PROBLEM DESCRIPTION:
Here the whole listing must be retyped exactly, with no line omitted.

*** Opening RECORDS FOR PROCESSING ***

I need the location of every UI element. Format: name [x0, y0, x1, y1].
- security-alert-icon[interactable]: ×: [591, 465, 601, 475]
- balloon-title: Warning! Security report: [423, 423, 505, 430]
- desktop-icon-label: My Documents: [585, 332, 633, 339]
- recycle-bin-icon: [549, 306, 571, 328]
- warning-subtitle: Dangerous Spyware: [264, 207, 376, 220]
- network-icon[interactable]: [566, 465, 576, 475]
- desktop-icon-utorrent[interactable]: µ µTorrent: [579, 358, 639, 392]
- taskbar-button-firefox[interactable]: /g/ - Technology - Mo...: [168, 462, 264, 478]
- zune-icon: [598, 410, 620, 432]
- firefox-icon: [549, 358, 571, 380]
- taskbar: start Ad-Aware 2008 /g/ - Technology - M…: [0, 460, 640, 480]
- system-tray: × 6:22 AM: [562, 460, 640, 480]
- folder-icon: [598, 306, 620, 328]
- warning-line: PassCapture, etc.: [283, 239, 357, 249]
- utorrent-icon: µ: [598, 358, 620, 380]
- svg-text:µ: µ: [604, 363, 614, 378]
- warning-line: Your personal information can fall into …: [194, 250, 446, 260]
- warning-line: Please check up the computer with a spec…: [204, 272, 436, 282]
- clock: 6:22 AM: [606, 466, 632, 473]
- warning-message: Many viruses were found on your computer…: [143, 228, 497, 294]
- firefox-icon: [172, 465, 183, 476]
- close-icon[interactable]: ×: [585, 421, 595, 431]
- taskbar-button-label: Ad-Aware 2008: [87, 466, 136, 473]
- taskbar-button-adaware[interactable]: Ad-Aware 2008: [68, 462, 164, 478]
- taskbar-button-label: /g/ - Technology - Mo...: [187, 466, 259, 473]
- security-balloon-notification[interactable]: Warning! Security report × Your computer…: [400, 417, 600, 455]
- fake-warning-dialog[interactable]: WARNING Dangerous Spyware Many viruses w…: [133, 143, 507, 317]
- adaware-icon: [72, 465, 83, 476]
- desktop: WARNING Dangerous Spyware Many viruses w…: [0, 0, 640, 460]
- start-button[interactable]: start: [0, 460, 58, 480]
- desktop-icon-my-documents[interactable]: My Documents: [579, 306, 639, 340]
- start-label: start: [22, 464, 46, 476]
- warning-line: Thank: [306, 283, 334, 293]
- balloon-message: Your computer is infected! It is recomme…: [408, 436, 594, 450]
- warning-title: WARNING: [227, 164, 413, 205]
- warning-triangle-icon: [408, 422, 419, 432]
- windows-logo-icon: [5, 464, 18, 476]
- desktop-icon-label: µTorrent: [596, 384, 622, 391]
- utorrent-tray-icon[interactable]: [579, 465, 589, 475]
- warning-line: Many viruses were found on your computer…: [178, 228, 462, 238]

*** Closing RECORDS FOR PROCESSING ***

SOLUTION FOR THIS PROBLEM:
I need the location of every UI element. Format: name [x0, y0, x1, y1].
- security-alert-icon[interactable]: ×: [591, 465, 601, 475]
- balloon-title: Warning! Security report: [423, 423, 505, 430]
- desktop-icon-label: My Documents: [585, 332, 633, 339]
- recycle-bin-icon: [549, 306, 571, 328]
- warning-subtitle: Dangerous Spyware: [264, 207, 376, 220]
- network-icon[interactable]: [566, 465, 576, 475]
- desktop-icon-utorrent[interactable]: µ µTorrent: [579, 358, 639, 392]
- taskbar-button-firefox[interactable]: /g/ - Technology - Mo...: [168, 462, 264, 478]
- zune-icon: [598, 410, 620, 432]
- firefox-icon: [549, 358, 571, 380]
- taskbar: start Ad-Aware 2008 /g/ - Technology - M…: [0, 460, 640, 480]
- system-tray: × 6:22 AM: [562, 460, 640, 480]
- folder-icon: [598, 306, 620, 328]
- warning-line: PassCapture, etc.: [283, 239, 357, 249]
- utorrent-icon: µ: [598, 358, 620, 380]
- svg-text:µ: µ: [604, 363, 614, 378]
- warning-line: Your personal information can fall into …: [194, 250, 446, 260]
- warning-line: Please check up the computer with a spec…: [204, 272, 436, 282]
- clock: 6:22 AM: [606, 466, 632, 473]
- warning-message: Many viruses were found on your computer…: [143, 228, 497, 294]
- firefox-icon: [172, 465, 183, 476]
- close-icon[interactable]: ×: [585, 421, 595, 431]
- taskbar-button-label: Ad-Aware 2008: [87, 466, 136, 473]
- taskbar-button-adaware[interactable]: Ad-Aware 2008: [68, 462, 164, 478]
- taskbar-button-label: /g/ - Technology - Mo...: [187, 466, 259, 473]
- security-balloon-notification[interactable]: Warning! Security report × Your computer…: [400, 417, 600, 455]
- fake-warning-dialog[interactable]: WARNING Dangerous Spyware Many viruses w…: [133, 143, 507, 317]
- adaware-icon: [72, 465, 83, 476]
- desktop: WARNING Dangerous Spyware Many viruses w…: [0, 0, 640, 460]
- start-button[interactable]: start: [0, 460, 58, 480]
- desktop-icon-my-documents[interactable]: My Documents: [579, 306, 639, 340]
- start-label: start: [22, 464, 46, 476]
- warning-line: Thank: [306, 283, 334, 293]
- balloon-message: Your computer is infected! It is recomme…: [408, 436, 594, 450]
- warning-title: WARNING: [227, 164, 413, 205]
- warning-triangle-icon: [408, 422, 419, 432]
- windows-logo-icon: [5, 464, 18, 476]
- desktop-icon-label: µTorrent: [596, 384, 622, 391]
- utorrent-tray-icon[interactable]: [579, 465, 589, 475]
- warning-line: Many viruses were found on your computer…: [178, 228, 462, 238]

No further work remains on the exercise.